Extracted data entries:
## Begin

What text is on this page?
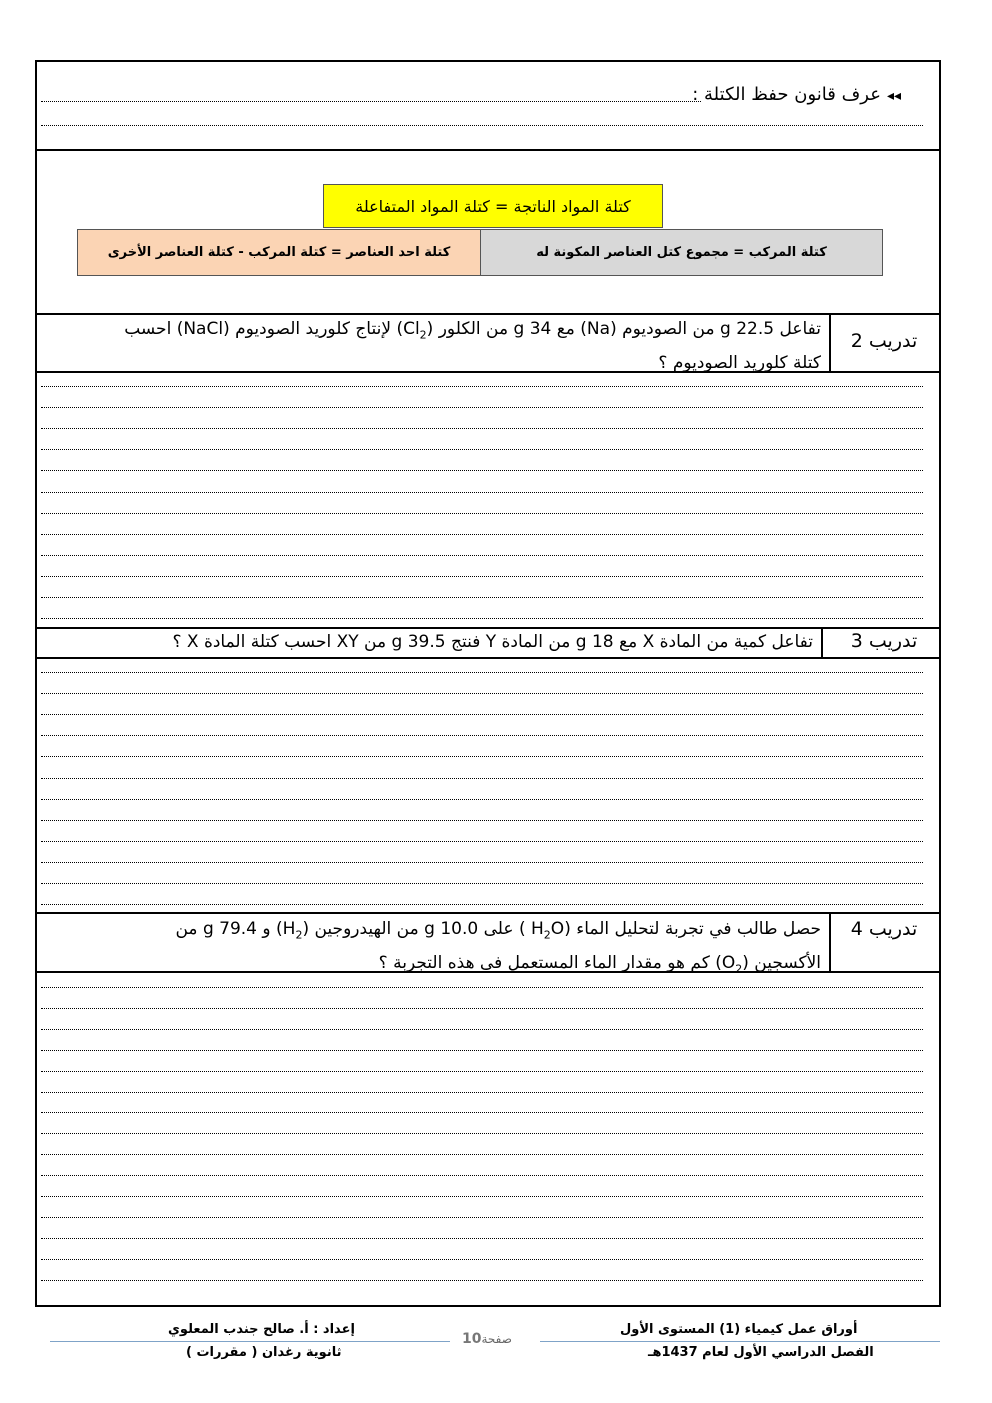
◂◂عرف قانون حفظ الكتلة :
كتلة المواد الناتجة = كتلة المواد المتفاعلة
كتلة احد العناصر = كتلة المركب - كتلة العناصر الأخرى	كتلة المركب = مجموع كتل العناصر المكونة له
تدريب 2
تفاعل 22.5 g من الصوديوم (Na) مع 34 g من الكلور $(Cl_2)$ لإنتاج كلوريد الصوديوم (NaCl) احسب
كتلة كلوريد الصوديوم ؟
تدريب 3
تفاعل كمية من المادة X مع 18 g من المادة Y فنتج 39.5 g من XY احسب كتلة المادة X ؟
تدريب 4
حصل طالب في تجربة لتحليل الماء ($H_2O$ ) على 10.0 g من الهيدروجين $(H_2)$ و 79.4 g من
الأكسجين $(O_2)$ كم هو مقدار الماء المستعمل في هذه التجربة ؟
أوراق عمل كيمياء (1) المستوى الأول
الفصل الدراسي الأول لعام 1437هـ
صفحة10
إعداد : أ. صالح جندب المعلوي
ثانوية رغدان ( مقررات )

## End
## Begin

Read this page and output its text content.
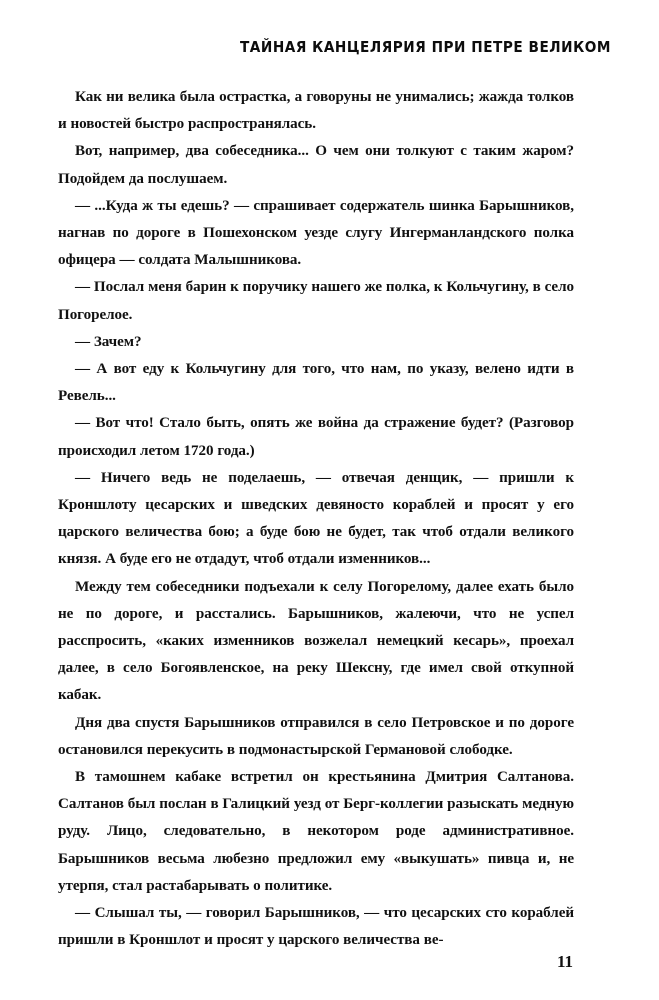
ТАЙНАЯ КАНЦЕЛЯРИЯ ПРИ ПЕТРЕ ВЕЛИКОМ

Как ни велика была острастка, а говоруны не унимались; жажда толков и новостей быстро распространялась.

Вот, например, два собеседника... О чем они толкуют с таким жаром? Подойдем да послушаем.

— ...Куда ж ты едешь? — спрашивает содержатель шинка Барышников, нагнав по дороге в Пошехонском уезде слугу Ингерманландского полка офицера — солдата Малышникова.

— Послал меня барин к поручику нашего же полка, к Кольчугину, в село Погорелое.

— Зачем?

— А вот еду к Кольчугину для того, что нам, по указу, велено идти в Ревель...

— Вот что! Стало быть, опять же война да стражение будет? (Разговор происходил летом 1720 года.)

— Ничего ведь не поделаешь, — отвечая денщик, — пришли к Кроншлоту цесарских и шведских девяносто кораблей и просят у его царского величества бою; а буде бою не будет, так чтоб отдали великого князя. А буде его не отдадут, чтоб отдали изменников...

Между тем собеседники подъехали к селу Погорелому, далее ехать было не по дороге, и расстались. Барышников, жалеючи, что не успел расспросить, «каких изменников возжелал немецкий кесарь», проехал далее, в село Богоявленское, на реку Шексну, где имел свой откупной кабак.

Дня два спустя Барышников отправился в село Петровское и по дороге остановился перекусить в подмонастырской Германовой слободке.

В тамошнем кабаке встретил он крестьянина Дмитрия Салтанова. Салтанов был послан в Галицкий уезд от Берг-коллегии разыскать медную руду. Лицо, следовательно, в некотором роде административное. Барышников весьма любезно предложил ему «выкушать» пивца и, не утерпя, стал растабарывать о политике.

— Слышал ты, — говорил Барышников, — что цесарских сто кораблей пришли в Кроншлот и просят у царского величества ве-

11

## End

*Task prompt*:
Copy each line above where the string "полка" occurs.

*Output of the task*:
— ...Куда ж ты едешь? — спрашивает содержатель шинка Барышников, нагнав по дороге в Пошехонском уезде слугу Ингерманландского полка офицера — солдата Малышникова.
— Послал меня барин к поручику нашего же полка, к Кольчугину, в село Погорелое.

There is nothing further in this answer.